STATED TASK:
Can you copy the material below word for word, from its first line through the line containing "item-name: PRAWNS MANCHURIAN", inclusive?

(Extracted data entries)

···

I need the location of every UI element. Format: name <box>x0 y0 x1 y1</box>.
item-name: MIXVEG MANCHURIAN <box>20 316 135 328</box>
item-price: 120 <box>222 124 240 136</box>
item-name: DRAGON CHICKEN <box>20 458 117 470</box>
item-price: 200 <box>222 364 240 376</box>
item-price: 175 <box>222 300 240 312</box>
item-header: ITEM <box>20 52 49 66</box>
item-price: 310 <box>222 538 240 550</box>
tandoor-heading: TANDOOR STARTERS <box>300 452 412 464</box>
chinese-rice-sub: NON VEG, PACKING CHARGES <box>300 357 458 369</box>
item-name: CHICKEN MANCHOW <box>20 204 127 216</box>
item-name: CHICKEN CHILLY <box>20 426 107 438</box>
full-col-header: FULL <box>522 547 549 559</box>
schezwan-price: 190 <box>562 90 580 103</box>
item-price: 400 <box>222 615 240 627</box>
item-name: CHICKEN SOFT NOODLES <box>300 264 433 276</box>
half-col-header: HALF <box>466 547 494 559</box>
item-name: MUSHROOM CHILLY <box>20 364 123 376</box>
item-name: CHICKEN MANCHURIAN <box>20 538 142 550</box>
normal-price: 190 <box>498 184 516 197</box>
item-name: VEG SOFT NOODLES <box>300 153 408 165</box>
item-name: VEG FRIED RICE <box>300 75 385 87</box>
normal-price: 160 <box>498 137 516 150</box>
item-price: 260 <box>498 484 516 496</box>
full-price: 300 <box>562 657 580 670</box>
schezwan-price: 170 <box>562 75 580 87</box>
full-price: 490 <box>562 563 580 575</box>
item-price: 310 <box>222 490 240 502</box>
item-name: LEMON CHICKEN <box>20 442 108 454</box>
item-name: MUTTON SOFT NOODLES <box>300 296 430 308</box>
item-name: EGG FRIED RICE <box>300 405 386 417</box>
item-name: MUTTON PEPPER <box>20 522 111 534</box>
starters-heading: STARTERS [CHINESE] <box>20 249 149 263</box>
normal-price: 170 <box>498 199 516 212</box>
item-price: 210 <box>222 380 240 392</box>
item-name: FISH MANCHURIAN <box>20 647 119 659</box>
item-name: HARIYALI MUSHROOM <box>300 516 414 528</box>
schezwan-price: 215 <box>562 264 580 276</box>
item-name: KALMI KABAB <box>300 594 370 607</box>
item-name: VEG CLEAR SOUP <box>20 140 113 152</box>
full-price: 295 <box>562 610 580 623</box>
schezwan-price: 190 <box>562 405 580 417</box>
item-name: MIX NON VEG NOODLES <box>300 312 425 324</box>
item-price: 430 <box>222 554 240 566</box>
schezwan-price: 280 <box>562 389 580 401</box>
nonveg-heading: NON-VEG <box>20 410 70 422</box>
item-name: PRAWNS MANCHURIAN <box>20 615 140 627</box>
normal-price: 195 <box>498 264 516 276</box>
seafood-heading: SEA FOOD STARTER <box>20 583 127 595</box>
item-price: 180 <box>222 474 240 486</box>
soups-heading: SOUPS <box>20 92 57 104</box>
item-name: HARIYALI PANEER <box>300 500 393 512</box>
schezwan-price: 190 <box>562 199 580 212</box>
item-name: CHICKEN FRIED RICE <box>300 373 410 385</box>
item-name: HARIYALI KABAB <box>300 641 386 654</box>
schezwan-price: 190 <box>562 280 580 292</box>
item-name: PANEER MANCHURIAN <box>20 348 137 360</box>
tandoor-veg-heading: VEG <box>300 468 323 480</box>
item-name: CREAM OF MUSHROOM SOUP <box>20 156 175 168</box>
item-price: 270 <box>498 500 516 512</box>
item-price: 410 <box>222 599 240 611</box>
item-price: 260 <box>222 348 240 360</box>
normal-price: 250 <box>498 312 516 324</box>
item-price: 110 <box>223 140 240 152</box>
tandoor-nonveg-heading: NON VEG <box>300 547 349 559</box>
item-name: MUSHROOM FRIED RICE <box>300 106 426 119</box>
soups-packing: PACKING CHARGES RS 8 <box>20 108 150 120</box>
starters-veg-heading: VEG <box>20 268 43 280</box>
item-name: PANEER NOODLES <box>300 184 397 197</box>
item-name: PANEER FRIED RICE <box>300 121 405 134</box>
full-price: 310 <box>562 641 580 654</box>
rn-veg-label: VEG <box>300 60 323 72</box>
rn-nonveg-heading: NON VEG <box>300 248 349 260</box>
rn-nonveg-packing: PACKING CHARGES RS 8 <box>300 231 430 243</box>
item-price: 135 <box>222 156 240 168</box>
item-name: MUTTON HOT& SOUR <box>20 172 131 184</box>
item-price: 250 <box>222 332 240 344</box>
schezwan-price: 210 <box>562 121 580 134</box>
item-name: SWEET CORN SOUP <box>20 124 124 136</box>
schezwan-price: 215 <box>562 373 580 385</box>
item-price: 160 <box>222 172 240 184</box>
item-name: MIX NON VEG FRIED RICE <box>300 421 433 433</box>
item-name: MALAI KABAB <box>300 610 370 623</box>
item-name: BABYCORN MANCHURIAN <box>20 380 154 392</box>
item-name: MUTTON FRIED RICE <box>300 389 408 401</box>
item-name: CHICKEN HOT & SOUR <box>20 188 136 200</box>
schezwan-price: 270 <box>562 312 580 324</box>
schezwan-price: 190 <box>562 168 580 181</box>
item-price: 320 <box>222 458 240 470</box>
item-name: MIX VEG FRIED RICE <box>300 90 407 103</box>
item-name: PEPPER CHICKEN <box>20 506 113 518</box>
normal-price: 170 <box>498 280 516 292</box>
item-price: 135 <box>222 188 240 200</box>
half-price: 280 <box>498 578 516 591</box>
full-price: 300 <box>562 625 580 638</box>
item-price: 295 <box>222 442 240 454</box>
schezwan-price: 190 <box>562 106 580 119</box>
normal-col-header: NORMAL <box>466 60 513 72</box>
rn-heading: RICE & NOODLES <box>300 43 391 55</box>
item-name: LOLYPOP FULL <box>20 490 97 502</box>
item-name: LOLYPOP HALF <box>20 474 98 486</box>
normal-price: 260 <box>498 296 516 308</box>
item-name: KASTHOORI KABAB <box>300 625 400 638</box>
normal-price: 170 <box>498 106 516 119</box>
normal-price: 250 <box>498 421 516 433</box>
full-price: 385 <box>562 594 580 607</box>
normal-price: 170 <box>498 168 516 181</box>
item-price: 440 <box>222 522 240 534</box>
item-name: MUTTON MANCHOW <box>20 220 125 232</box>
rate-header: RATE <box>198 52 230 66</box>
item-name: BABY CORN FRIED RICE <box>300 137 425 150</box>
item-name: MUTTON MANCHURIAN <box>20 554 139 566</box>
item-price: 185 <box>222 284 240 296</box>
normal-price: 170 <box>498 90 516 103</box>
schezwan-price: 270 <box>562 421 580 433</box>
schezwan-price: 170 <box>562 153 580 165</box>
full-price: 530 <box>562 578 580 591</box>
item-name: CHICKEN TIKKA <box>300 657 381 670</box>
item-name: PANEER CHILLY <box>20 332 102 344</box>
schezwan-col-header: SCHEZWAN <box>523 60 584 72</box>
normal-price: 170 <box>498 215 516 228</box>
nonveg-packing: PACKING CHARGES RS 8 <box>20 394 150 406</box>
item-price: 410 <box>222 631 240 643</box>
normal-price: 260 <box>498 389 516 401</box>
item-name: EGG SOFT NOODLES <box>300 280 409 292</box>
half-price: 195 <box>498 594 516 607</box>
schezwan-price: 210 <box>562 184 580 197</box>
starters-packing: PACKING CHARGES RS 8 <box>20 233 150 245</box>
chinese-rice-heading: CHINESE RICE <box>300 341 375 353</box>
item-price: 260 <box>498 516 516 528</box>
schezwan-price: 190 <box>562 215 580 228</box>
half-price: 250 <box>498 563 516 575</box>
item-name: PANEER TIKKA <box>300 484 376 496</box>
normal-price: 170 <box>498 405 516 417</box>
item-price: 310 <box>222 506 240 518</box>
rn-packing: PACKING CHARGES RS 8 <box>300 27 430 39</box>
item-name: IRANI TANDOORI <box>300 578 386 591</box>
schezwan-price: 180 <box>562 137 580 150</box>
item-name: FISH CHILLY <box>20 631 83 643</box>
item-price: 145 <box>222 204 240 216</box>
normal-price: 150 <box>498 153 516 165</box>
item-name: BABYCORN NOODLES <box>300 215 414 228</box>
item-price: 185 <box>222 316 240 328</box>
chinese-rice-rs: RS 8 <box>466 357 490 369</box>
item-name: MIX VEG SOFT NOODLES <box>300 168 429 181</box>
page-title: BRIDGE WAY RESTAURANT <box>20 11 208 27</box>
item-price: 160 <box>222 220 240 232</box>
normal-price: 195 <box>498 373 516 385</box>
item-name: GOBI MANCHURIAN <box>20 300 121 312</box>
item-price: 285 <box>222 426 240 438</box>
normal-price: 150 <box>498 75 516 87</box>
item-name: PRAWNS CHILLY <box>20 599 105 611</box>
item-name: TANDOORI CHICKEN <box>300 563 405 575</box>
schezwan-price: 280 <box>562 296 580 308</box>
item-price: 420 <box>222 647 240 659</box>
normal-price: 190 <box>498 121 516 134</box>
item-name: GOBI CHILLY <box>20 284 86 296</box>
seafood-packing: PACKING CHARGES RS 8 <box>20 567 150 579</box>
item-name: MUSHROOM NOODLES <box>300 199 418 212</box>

···

ANSWER FOR THE TASK:
I need the location of every UI element. Format: name <box>x0 y0 x1 y1</box>.
item-name: MIXVEG MANCHURIAN <box>20 316 135 328</box>
item-price: 120 <box>222 124 240 136</box>
item-name: DRAGON CHICKEN <box>20 458 117 470</box>
item-price: 200 <box>222 364 240 376</box>
item-price: 175 <box>222 300 240 312</box>
item-header: ITEM <box>20 52 49 66</box>
item-price: 310 <box>222 538 240 550</box>
tandoor-heading: TANDOOR STARTERS <box>300 452 412 464</box>
chinese-rice-sub: NON VEG, PACKING CHARGES <box>300 357 458 369</box>
item-name: CHICKEN MANCHOW <box>20 204 127 216</box>
item-name: CHICKEN CHILLY <box>20 426 107 438</box>
full-col-header: FULL <box>522 547 549 559</box>
schezwan-price: 190 <box>562 90 580 103</box>
item-price: 400 <box>222 615 240 627</box>
item-name: CHICKEN SOFT NOODLES <box>300 264 433 276</box>
half-col-header: HALF <box>466 547 494 559</box>
item-name: MUSHROOM CHILLY <box>20 364 123 376</box>
item-name: CHICKEN MANCHURIAN <box>20 538 142 550</box>
normal-price: 190 <box>498 184 516 197</box>
item-name: VEG SOFT NOODLES <box>300 153 408 165</box>
item-name: VEG FRIED RICE <box>300 75 385 87</box>
normal-price: 160 <box>498 137 516 150</box>
item-price: 260 <box>498 484 516 496</box>
full-price: 300 <box>562 657 580 670</box>
schezwan-price: 170 <box>562 75 580 87</box>
full-price: 490 <box>562 563 580 575</box>
item-price: 310 <box>222 490 240 502</box>
item-name: LEMON CHICKEN <box>20 442 108 454</box>
item-name: MUTTON SOFT NOODLES <box>300 296 430 308</box>
item-name: EGG FRIED RICE <box>300 405 386 417</box>
item-name: MUTTON PEPPER <box>20 522 111 534</box>
starters-heading: STARTERS [CHINESE] <box>20 249 149 263</box>
normal-price: 170 <box>498 199 516 212</box>
item-price: 210 <box>222 380 240 392</box>
item-name: FISH MANCHURIAN <box>20 647 119 659</box>
item-name: HARIYALI MUSHROOM <box>300 516 414 528</box>
schezwan-price: 215 <box>562 264 580 276</box>
item-name: KALMI KABAB <box>300 594 370 607</box>
item-name: VEG CLEAR SOUP <box>20 140 113 152</box>
full-price: 295 <box>562 610 580 623</box>
schezwan-price: 190 <box>562 405 580 417</box>
item-name: MIX NON VEG NOODLES <box>300 312 425 324</box>
item-price: 430 <box>222 554 240 566</box>
schezwan-price: 280 <box>562 389 580 401</box>
nonveg-heading: NON-VEG <box>20 410 70 422</box>
item-name: PRAWNS MANCHURIAN <box>20 615 140 627</box>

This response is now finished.